REQUIRED WORK: Search the records that follow and extract every line containing the string "name".

(Entries from a dataset)
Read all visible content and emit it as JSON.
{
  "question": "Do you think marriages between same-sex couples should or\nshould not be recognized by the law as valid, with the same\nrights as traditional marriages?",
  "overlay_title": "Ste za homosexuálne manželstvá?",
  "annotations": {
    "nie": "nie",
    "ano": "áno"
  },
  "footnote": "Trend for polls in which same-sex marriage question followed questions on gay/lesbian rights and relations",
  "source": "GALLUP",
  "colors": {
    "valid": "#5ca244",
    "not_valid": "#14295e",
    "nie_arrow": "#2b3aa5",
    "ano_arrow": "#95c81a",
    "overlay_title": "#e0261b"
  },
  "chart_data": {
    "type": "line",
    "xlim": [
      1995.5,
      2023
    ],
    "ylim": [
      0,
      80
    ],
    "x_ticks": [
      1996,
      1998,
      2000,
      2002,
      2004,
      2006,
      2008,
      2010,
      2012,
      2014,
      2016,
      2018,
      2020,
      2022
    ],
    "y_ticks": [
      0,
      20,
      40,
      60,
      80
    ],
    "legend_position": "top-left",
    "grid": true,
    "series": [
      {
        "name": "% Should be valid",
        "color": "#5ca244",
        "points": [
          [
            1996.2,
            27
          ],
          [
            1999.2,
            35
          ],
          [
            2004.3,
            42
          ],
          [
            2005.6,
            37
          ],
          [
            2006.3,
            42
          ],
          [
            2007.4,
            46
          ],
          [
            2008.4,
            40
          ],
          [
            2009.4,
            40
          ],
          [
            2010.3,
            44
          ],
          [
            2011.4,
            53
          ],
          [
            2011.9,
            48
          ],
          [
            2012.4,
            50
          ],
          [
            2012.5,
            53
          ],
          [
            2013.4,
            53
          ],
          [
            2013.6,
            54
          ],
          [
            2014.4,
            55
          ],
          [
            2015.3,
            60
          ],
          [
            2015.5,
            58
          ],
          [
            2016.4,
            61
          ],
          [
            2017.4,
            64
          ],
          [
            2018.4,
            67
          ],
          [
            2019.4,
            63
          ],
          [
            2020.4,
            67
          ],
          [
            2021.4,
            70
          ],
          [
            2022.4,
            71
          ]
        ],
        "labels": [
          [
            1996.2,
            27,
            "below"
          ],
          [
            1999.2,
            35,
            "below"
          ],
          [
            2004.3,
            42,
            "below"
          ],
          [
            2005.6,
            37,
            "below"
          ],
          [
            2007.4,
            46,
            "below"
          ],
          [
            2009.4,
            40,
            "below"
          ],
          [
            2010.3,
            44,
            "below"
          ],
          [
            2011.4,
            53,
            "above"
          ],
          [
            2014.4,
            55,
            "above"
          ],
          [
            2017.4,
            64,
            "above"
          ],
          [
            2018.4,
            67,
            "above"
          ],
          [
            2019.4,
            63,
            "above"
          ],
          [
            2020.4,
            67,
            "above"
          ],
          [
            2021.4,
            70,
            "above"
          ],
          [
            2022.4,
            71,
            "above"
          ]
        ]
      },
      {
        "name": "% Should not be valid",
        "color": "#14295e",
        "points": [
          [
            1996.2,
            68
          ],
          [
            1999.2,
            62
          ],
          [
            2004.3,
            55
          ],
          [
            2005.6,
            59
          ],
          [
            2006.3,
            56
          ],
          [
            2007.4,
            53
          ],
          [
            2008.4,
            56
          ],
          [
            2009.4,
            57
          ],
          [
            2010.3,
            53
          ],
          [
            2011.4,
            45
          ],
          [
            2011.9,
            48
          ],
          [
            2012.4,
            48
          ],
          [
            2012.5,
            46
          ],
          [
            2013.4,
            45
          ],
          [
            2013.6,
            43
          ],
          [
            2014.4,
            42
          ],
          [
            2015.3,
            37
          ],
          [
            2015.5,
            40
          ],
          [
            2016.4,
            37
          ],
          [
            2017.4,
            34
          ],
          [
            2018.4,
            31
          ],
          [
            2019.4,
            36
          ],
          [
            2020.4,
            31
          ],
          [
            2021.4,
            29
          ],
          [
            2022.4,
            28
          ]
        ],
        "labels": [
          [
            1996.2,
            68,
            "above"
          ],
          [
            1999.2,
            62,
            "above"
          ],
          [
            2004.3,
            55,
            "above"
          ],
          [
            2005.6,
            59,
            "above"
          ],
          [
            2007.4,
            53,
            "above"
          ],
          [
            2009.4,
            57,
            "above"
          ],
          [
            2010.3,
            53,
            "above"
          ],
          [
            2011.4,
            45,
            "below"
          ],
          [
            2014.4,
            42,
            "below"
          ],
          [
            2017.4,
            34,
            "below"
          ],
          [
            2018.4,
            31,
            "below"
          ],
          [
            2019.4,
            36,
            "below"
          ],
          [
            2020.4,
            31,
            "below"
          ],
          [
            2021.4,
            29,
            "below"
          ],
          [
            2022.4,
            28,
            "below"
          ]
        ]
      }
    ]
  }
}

OUTPUT:
        "name": "% Should be valid",
        "name": "% Should not be valid",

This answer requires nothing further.